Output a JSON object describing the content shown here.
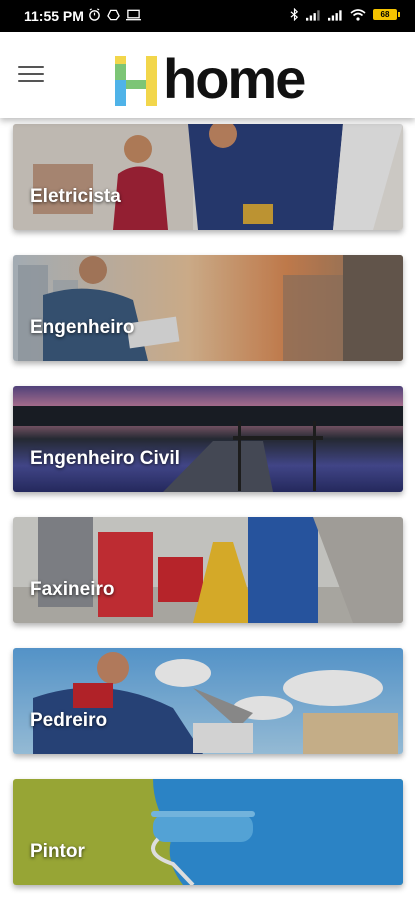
{
  "status_bar": {
    "time": "11:55 PM",
    "battery": "68",
    "icons_left": [
      "alarm-icon",
      "drive-icon",
      "laptop-icon"
    ],
    "icons_right": [
      "bluetooth-icon",
      "signal-icon",
      "signal-icon",
      "wifi-icon",
      "battery-icon"
    ]
  },
  "header": {
    "logo_letter": "H",
    "logo_text": "home",
    "menu_icon": "hamburger-menu-icon"
  },
  "categories": [
    {
      "label": "Eletricista"
    },
    {
      "label": "Engenheiro"
    },
    {
      "label": "Engenheiro Civil"
    },
    {
      "label": "Faxineiro"
    },
    {
      "label": "Pedreiro"
    },
    {
      "label": "Pintor"
    }
  ],
  "colors": {
    "logo_yellow": "#f2d64b",
    "logo_green": "#7cc576",
    "logo_blue": "#4fb3e8",
    "logo_text": "#111111",
    "painter_green": "#a4b43a",
    "painter_blue": "#2f8fd6"
  }
}
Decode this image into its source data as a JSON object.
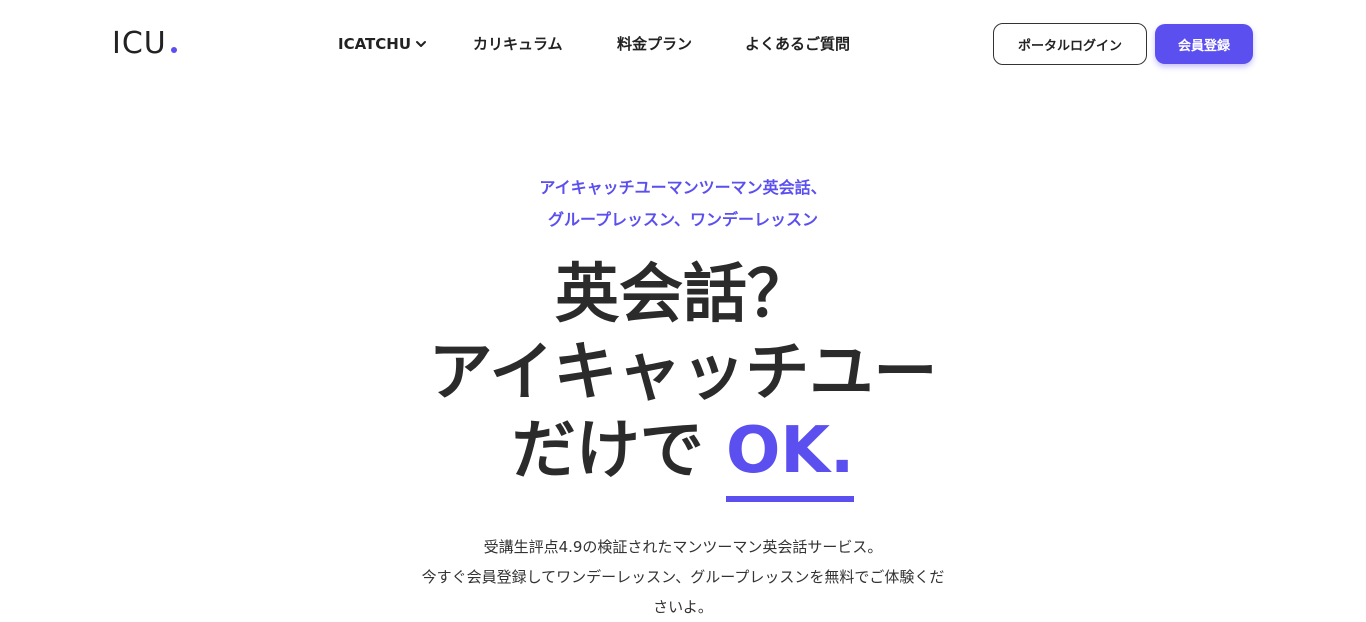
{
  "brand": {
    "logo_text": "ICU",
    "accent_color": "#5b4ff0"
  },
  "nav": {
    "items": [
      {
        "label": "ICATCHU",
        "has_dropdown": true,
        "icon": "chevron-down-icon"
      },
      {
        "label": "カリキュラム"
      },
      {
        "label": "料金プラン"
      },
      {
        "label": "よくあるご質問"
      }
    ]
  },
  "header_buttons": {
    "portal_login": "ポータルログイン",
    "register": "会員登録"
  },
  "hero": {
    "tagline_line1": "アイキャッチユーマンツーマン英会話、",
    "tagline_line2": "グループレッスン、ワンデーレッスン",
    "headline_line1": "英会話？",
    "headline_line2": "アイキャッチユー",
    "headline_line3_prefix": "だけで ",
    "headline_ok": "OK.",
    "description_line1": "受講生評点4.9の検証されたマンツーマン英会話サービス。",
    "description_line2": "今すぐ会員登録してワンデーレッスン、グループレッスンを無料でご体験くだ",
    "description_line3": "さいよ。"
  }
}
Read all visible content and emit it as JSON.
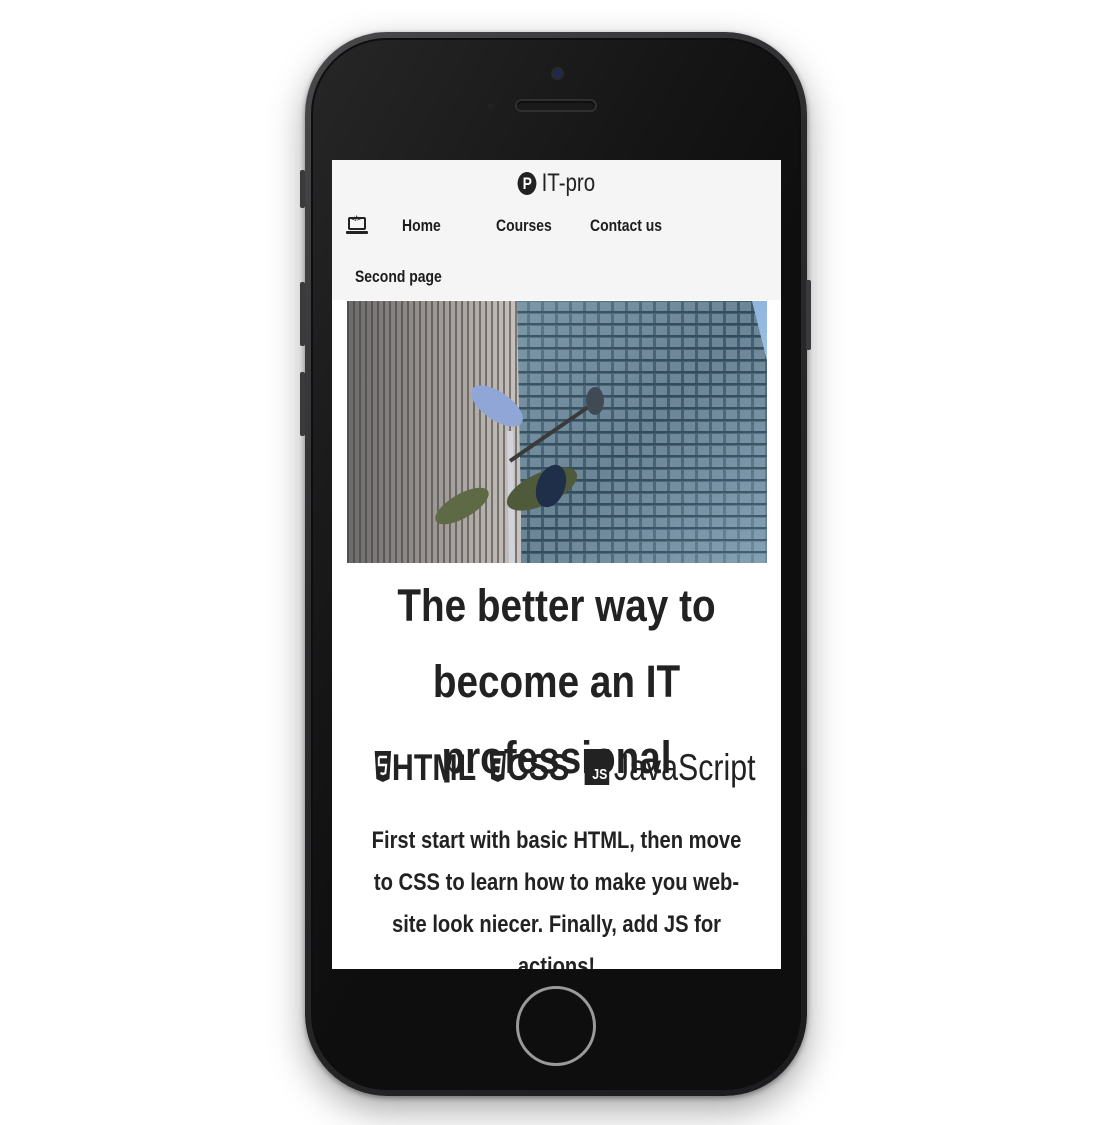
{
  "brand": {
    "logo_letter": "P",
    "name": "IT-pro"
  },
  "nav": {
    "items": [
      {
        "label": "Home"
      },
      {
        "label": "Courses"
      },
      {
        "label": "Contact us"
      },
      {
        "label": "Second page"
      }
    ],
    "icon": "laptop-code-icon"
  },
  "hero": {
    "image": "skyscraper-photo",
    "headline": "The better way to become an IT professional"
  },
  "tech": {
    "html_label": "HTML",
    "css_label": "CSS",
    "js_badge": "JS",
    "js_label": "JavaScript"
  },
  "intro": {
    "text": "First start with basic HTML, then move to CSS to learn how to make you web-site look niecer. Finally, add JS for actions!"
  },
  "colors": {
    "header_bg": "#f5f5f5",
    "text": "#222222",
    "phone_body": "#1c1c1e"
  }
}
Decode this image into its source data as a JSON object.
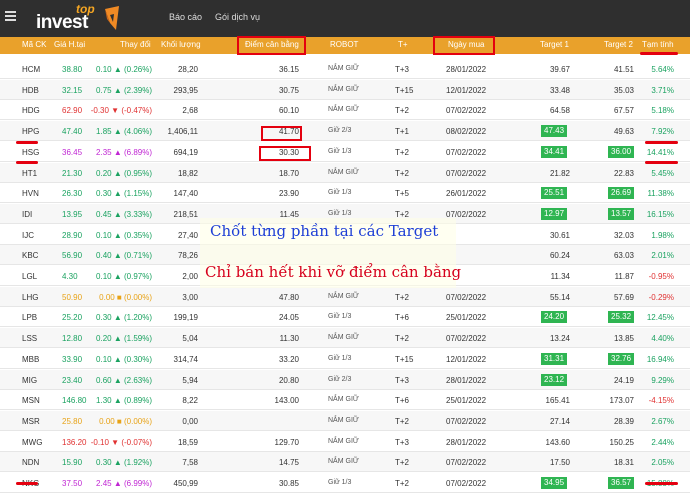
{
  "brand": {
    "logo_top": "top",
    "logo_invest": "invest",
    "colors": {
      "header_bg": "#2f2f2f",
      "table_header_bg": "#e9a12b",
      "up": "#1aa260",
      "down": "#e03131",
      "target_bg": "#2fb552",
      "annotation": "#e4000f"
    }
  },
  "nav": {
    "item1": "Báo cáo",
    "item2": "Gói dịch vụ"
  },
  "table": {
    "headers": [
      "Mã CK",
      "Giá H.tại",
      "Thay đổi",
      "Khối lượng",
      "Điểm cân bằng",
      "ROBOT",
      "T+",
      "Ngày mua",
      "Target 1",
      "Target 2",
      "Tạm tính"
    ],
    "rows": [
      {
        "code": "HCM",
        "price": "38.80",
        "chg": "0.10 ▲ (0.26%)",
        "dir": "up",
        "vol": "28,20",
        "bal": "36.15",
        "robot": "NẮM GIỮ",
        "t": "T+3",
        "date": "28/01/2022",
        "t1": "39.67",
        "t1hit": false,
        "t2": "41.51",
        "t2hit": false,
        "pct": "5.64%",
        "pdir": "up"
      },
      {
        "code": "HDB",
        "price": "32.15",
        "chg": "0.75 ▲ (2.39%)",
        "dir": "up",
        "vol": "293,95",
        "bal": "30.75",
        "robot": "NẮM GIỮ",
        "t": "T+15",
        "date": "12/01/2022",
        "t1": "33.48",
        "t1hit": false,
        "t2": "35.03",
        "t2hit": false,
        "pct": "3.71%",
        "pdir": "up"
      },
      {
        "code": "HDG",
        "price": "62.90",
        "chg": "-0.30 ▼ (-0.47%)",
        "dir": "dn",
        "vol": "2,68",
        "bal": "60.10",
        "robot": "NẮM GIỮ",
        "t": "T+2",
        "date": "07/02/2022",
        "t1": "64.58",
        "t1hit": false,
        "t2": "67.57",
        "t2hit": false,
        "pct": "5.18%",
        "pdir": "up"
      },
      {
        "code": "HPG",
        "price": "47.40",
        "chg": "1.85 ▲ (4.06%)",
        "dir": "up",
        "vol": "1,406,11",
        "bal": "41.70",
        "robot": "Giữ 2/3",
        "t": "T+1",
        "date": "08/02/2022",
        "t1": "47.43",
        "t1hit": true,
        "t2": "49.63",
        "t2hit": false,
        "pct": "7.92%",
        "pdir": "up"
      },
      {
        "code": "HSG",
        "price": "36.45",
        "chg": "2.35 ▲ (6.89%)",
        "dir": "ceil",
        "vol": "694,19",
        "bal": "30.30",
        "robot": "Giữ 1/3",
        "t": "T+2",
        "date": "07/02/2022",
        "t1": "34.41",
        "t1hit": true,
        "t2": "36.00",
        "t2hit": true,
        "pct": "14.41%",
        "pdir": "up"
      },
      {
        "code": "HT1",
        "price": "21.30",
        "chg": "0.20 ▲ (0.95%)",
        "dir": "up",
        "vol": "18,82",
        "bal": "18.70",
        "robot": "NẮM GIỮ",
        "t": "T+2",
        "date": "07/02/2022",
        "t1": "21.82",
        "t1hit": false,
        "t2": "22.83",
        "t2hit": false,
        "pct": "5.45%",
        "pdir": "up"
      },
      {
        "code": "HVN",
        "price": "26.30",
        "chg": "0.30 ▲ (1.15%)",
        "dir": "up",
        "vol": "147,40",
        "bal": "23.90",
        "robot": "Giữ 1/3",
        "t": "T+5",
        "date": "26/01/2022",
        "t1": "25.51",
        "t1hit": true,
        "t2": "26.69",
        "t2hit": true,
        "pct": "11.38%",
        "pdir": "up"
      },
      {
        "code": "IDI",
        "price": "13.95",
        "chg": "0.45 ▲ (3.33%)",
        "dir": "up",
        "vol": "218,51",
        "bal": "11.45",
        "robot": "Giữ 1/3",
        "t": "T+2",
        "date": "07/02/2022",
        "t1": "12.97",
        "t1hit": true,
        "t2": "13.57",
        "t2hit": true,
        "pct": "16.15%",
        "pdir": "up"
      },
      {
        "code": "IJC",
        "price": "28.90",
        "chg": "0.10 ▲ (0.35%)",
        "dir": "up",
        "vol": "27,40",
        "bal": "",
        "robot": "",
        "t": "",
        "date": "",
        "t1": "30.61",
        "t1hit": false,
        "t2": "32.03",
        "t2hit": false,
        "pct": "1.98%",
        "pdir": "up"
      },
      {
        "code": "KBC",
        "price": "56.90",
        "chg": "0.40 ▲ (0.71%)",
        "dir": "up",
        "vol": "78,26",
        "bal": "",
        "robot": "",
        "t": "",
        "date": "",
        "t1": "60.24",
        "t1hit": false,
        "t2": "63.03",
        "t2hit": false,
        "pct": "2.01%",
        "pdir": "up"
      },
      {
        "code": "LGL",
        "price": "4.30",
        "chg": "0.10 ▲ (0.97%)",
        "dir": "up",
        "vol": "2,00",
        "bal": "",
        "robot": "",
        "t": "",
        "date": "",
        "t1": "11.34",
        "t1hit": false,
        "t2": "11.87",
        "t2hit": false,
        "pct": "-0.95%",
        "pdir": "dn"
      },
      {
        "code": "LHG",
        "price": "50.90",
        "chg": "0.00 ■ (0.00%)",
        "dir": "ref",
        "vol": "3,00",
        "bal": "47.80",
        "robot": "NẮM GIỮ",
        "t": "T+2",
        "date": "07/02/2022",
        "t1": "55.14",
        "t1hit": false,
        "t2": "57.69",
        "t2hit": false,
        "pct": "-0.29%",
        "pdir": "dn"
      },
      {
        "code": "LPB",
        "price": "25.20",
        "chg": "0.30 ▲ (1.20%)",
        "dir": "up",
        "vol": "199,19",
        "bal": "24.05",
        "robot": "Giữ 1/3",
        "t": "T+6",
        "date": "25/01/2022",
        "t1": "24.20",
        "t1hit": true,
        "t2": "25.32",
        "t2hit": true,
        "pct": "12.45%",
        "pdir": "up"
      },
      {
        "code": "LSS",
        "price": "12.80",
        "chg": "0.20 ▲ (1.59%)",
        "dir": "up",
        "vol": "5,04",
        "bal": "11.30",
        "robot": "NẮM GIỮ",
        "t": "T+2",
        "date": "07/02/2022",
        "t1": "13.24",
        "t1hit": false,
        "t2": "13.85",
        "t2hit": false,
        "pct": "4.40%",
        "pdir": "up"
      },
      {
        "code": "MBB",
        "price": "33.90",
        "chg": "0.10 ▲ (0.30%)",
        "dir": "up",
        "vol": "314,74",
        "bal": "33.20",
        "robot": "Giữ 1/3",
        "t": "T+15",
        "date": "12/01/2022",
        "t1": "31.31",
        "t1hit": true,
        "t2": "32.76",
        "t2hit": true,
        "pct": "16.94%",
        "pdir": "up"
      },
      {
        "code": "MIG",
        "price": "23.40",
        "chg": "0.60 ▲ (2.63%)",
        "dir": "up",
        "vol": "5,94",
        "bal": "20.80",
        "robot": "Giữ 2/3",
        "t": "T+3",
        "date": "28/01/2022",
        "t1": "23.12",
        "t1hit": true,
        "t2": "24.19",
        "t2hit": false,
        "pct": "9.29%",
        "pdir": "up"
      },
      {
        "code": "MSN",
        "price": "146.80",
        "chg": "1.30 ▲ (0.89%)",
        "dir": "up",
        "vol": "8,22",
        "bal": "143.00",
        "robot": "NẮM GIỮ",
        "t": "T+6",
        "date": "25/01/2022",
        "t1": "165.41",
        "t1hit": false,
        "t2": "173.07",
        "t2hit": false,
        "pct": "-4.15%",
        "pdir": "dn"
      },
      {
        "code": "MSR",
        "price": "25.80",
        "chg": "0.00 ■ (0.00%)",
        "dir": "ref",
        "vol": "0,00",
        "bal": "",
        "robot": "NẮM GIỮ",
        "t": "T+2",
        "date": "07/02/2022",
        "t1": "27.14",
        "t1hit": false,
        "t2": "28.39",
        "t2hit": false,
        "pct": "2.67%",
        "pdir": "up"
      },
      {
        "code": "MWG",
        "price": "136.20",
        "chg": "-0.10 ▼ (-0.07%)",
        "dir": "dn",
        "vol": "18,59",
        "bal": "129.70",
        "robot": "NẮM GIỮ",
        "t": "T+3",
        "date": "28/01/2022",
        "t1": "143.60",
        "t1hit": false,
        "t2": "150.25",
        "t2hit": false,
        "pct": "2.44%",
        "pdir": "up"
      },
      {
        "code": "NDN",
        "price": "15.90",
        "chg": "0.30 ▲ (1.92%)",
        "dir": "up",
        "vol": "7,58",
        "bal": "14.75",
        "robot": "NẮM GIỮ",
        "t": "T+2",
        "date": "07/02/2022",
        "t1": "17.50",
        "t1hit": false,
        "t2": "18.31",
        "t2hit": false,
        "pct": "2.05%",
        "pdir": "up"
      },
      {
        "code": "NKG",
        "price": "37.50",
        "chg": "2.45 ▲ (6.99%)",
        "dir": "ceil",
        "vol": "450,99",
        "bal": "30.85",
        "robot": "Giữ 1/3",
        "t": "T+2",
        "date": "07/02/2022",
        "t1": "34.95",
        "t1hit": true,
        "t2": "36.57",
        "t2hit": true,
        "pct": "15.88%",
        "pdir": "up"
      }
    ]
  },
  "annotations": {
    "line1": "Chốt từng phần tại các Target",
    "line2": "Chỉ bán hết khi vỡ điểm cân bằng"
  }
}
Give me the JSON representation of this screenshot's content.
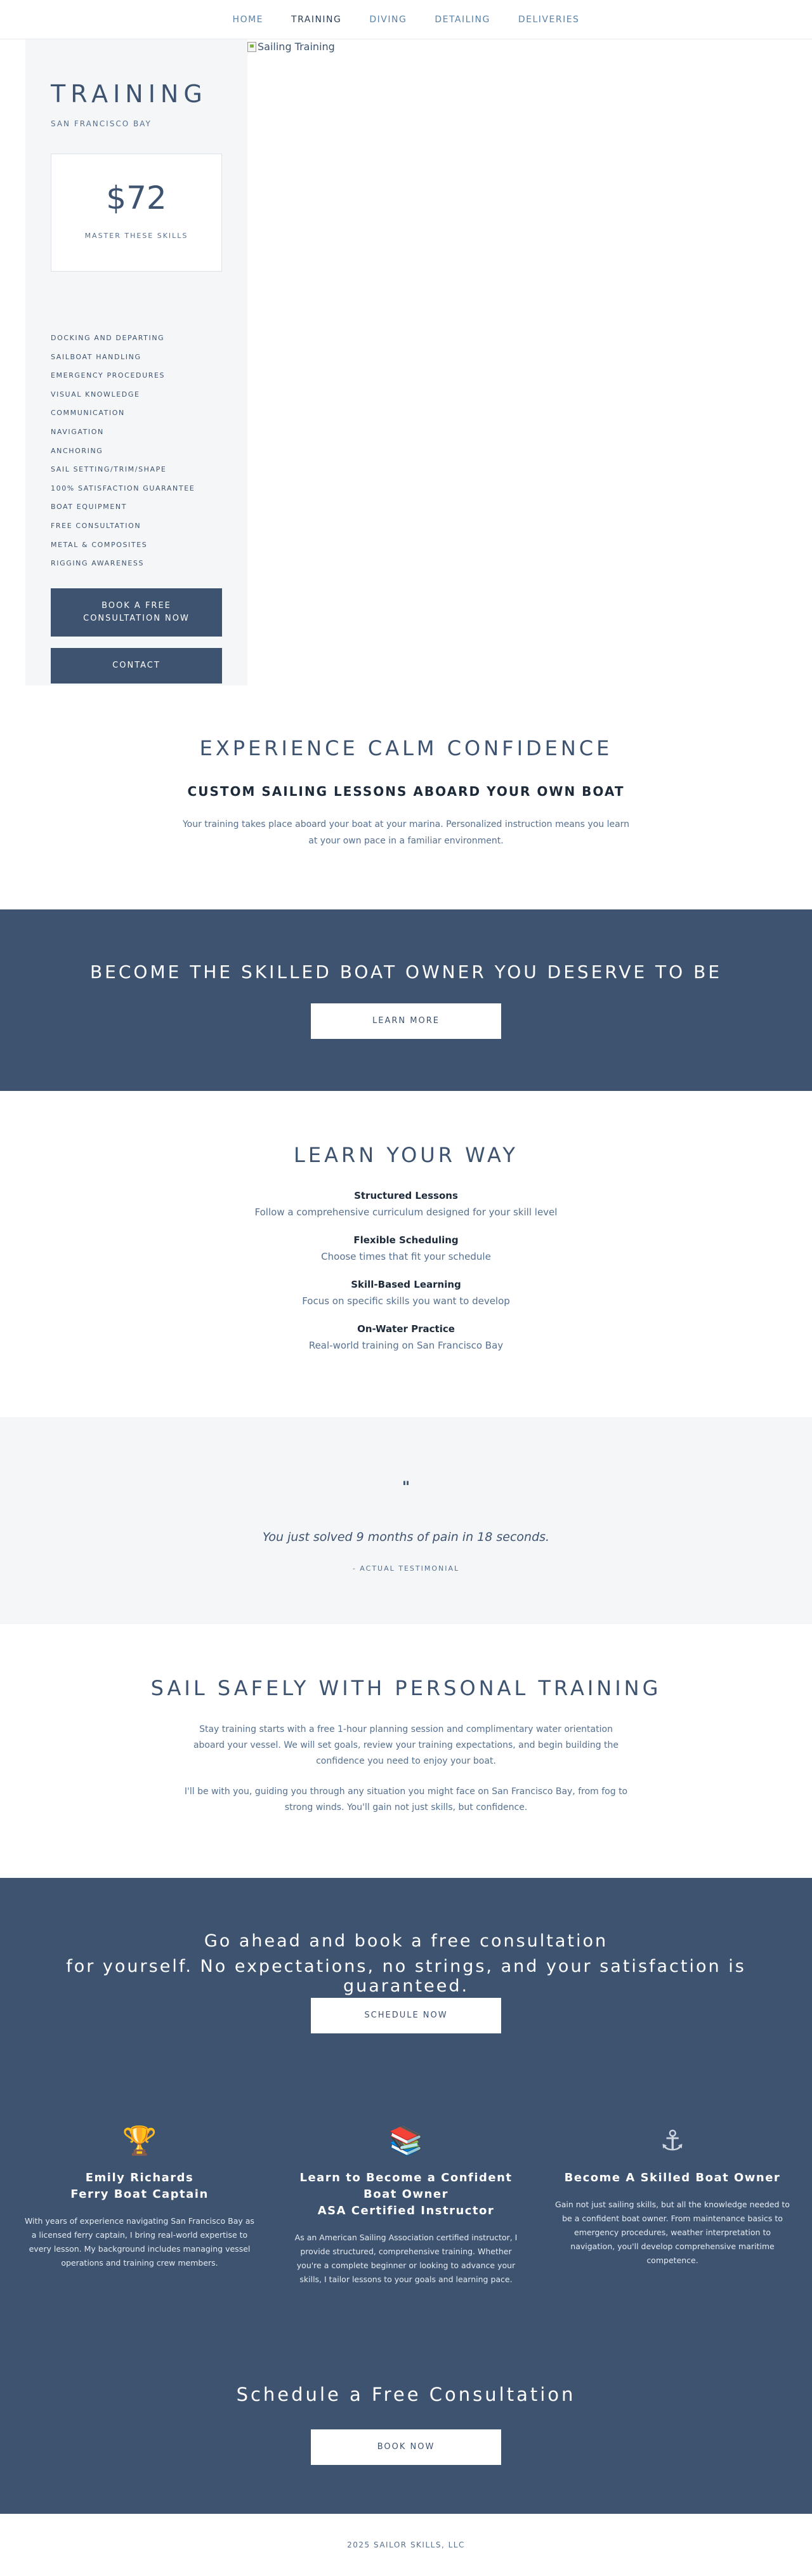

● ● ● ● ● ● ●

• _Exercise_
Identify the lines in the entries that hold "HTML" and return each one.

• _Problem solution_
    "html_label": "HTML",
    "text": "First start with basic HTML, then move to CSS to learn how to make you web-site look niecer. Finally, add JS for actions!"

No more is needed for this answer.